▶ _The request_: Keep the wording of each record exactly the same when you repeat it, and leave out pictures.

▶ _Material to process_:
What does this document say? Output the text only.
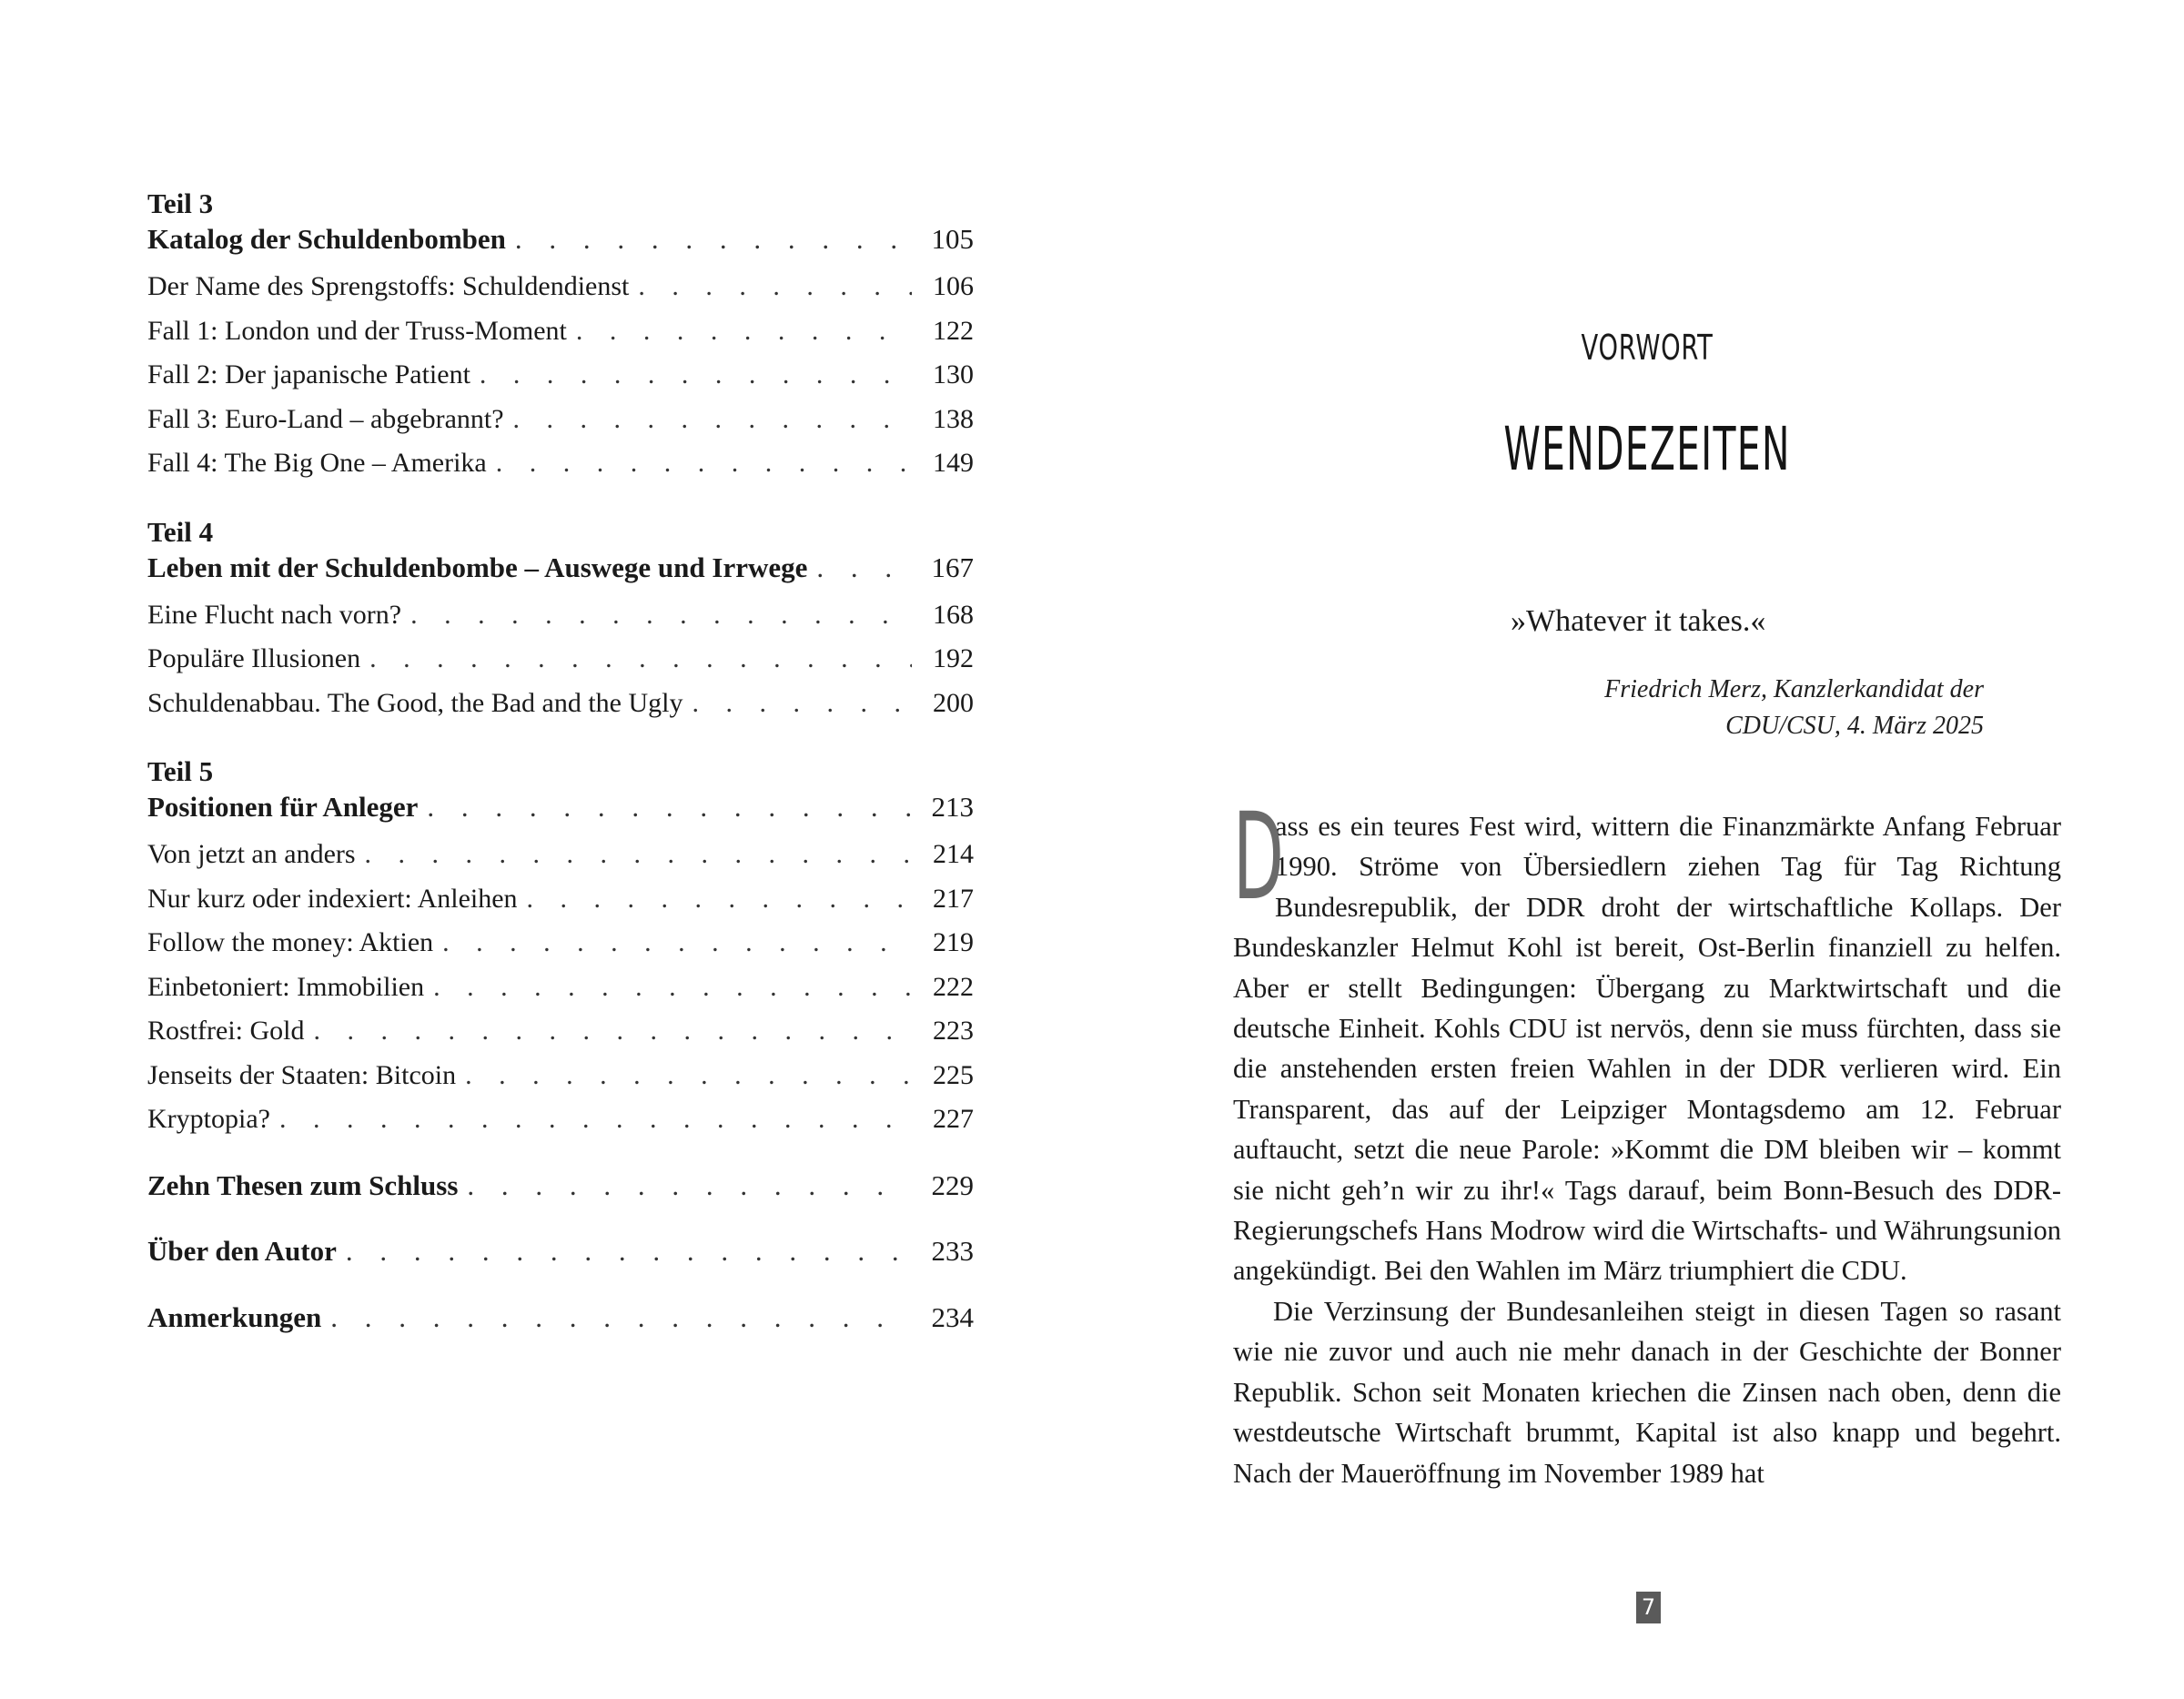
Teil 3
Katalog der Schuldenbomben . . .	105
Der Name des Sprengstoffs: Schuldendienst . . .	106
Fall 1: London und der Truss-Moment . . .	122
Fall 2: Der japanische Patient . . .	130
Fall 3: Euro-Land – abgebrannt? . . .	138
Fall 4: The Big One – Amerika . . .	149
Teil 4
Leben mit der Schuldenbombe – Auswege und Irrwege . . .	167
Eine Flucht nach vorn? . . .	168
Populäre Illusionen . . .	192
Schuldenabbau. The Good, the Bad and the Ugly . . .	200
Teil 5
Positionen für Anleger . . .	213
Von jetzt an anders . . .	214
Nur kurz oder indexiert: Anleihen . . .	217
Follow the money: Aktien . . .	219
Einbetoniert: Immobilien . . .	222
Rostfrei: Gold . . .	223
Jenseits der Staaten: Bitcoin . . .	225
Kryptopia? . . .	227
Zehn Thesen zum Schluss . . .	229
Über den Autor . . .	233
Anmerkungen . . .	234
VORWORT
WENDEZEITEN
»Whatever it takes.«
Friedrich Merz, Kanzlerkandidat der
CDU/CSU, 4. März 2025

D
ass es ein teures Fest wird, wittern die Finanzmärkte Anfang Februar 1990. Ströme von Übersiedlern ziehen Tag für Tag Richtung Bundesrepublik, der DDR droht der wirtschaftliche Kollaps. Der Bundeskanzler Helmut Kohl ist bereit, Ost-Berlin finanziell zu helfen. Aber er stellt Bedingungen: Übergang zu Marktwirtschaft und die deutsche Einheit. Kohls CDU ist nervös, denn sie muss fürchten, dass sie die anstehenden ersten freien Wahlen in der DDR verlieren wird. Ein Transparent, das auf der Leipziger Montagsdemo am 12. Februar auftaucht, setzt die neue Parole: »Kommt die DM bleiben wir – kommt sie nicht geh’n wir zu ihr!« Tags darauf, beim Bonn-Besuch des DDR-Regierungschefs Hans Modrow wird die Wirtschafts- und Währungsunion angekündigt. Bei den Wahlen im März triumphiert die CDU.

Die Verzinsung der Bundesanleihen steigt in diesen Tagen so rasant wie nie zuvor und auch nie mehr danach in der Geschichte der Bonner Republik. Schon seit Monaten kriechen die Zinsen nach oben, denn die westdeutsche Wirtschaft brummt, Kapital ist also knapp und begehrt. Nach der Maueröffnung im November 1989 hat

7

▶ _In response_:
What does this document say? Output the text only.
Teil 3
Katalog der Schuldenbomben . . .	105
Der Name des Sprengstoffs: Schuldendienst . . .	106
Fall 1: London und der Truss-Moment . . .	122
Fall 2: Der japanische Patient . . .	130
Fall 3: Euro-Land – abgebrannt? . . .	138
Fall 4: The Big One – Amerika . . .	149
Teil 4
Leben mit der Schuldenbombe – Auswege und Irrwege . . .	167
Eine Flucht nach vorn? . . .	168
Populäre Illusionen . . .	192
Schuldenabbau. The Good, the Bad and the Ugly . . .	200
Teil 5
Positionen für Anleger . . .	213
Von jetzt an anders . . .	214
Nur kurz oder indexiert: Anleihen . . .	217
Follow the money: Aktien . . .	219
Einbetoniert: Immobilien . . .	222
Rostfrei: Gold . . .	223
Jenseits der Staaten: Bitcoin . . .	225
Kryptopia? . . .	227
Zehn Thesen zum Schluss . . .	229
Über den Autor . . .	233
Anmerkungen . . .	234
VORWORT
WENDEZEITEN
»Whatever it takes.«
Friedrich Merz, Kanzlerkandidat der
CDU/CSU, 4. März 2025

D
ass es ein teures Fest wird, wittern die Finanzmärkte Anfang Februar 1990. Ströme von Übersiedlern ziehen Tag für Tag Richtung Bundesrepublik, der DDR droht der wirtschaftliche Kollaps. Der Bundeskanzler Helmut Kohl ist bereit, Ost-Berlin finanziell zu helfen. Aber er stellt Bedingungen: Übergang zu Marktwirtschaft und die deutsche Einheit. Kohls CDU ist nervös, denn sie muss fürchten, dass sie die anstehenden ersten freien Wahlen in der DDR verlieren wird. Ein Transparent, das auf der Leipziger Montagsdemo am 12. Februar auftaucht, setzt die neue Parole: »Kommt die DM bleiben wir – kommt sie nicht geh’n wir zu ihr!« Tags darauf, beim Bonn-Besuch des DDR-Regierungschefs Hans Modrow wird die Wirtschafts- und Währungsunion angekündigt. Bei den Wahlen im März triumphiert die CDU.

Die Verzinsung der Bundesanleihen steigt in diesen Tagen so rasant wie nie zuvor und auch nie mehr danach in der Geschichte der Bonner Republik. Schon seit Monaten kriechen die Zinsen nach oben, denn die westdeutsche Wirtschaft brummt, Kapital ist also knapp und begehrt. Nach der Maueröffnung im November 1989 hat

7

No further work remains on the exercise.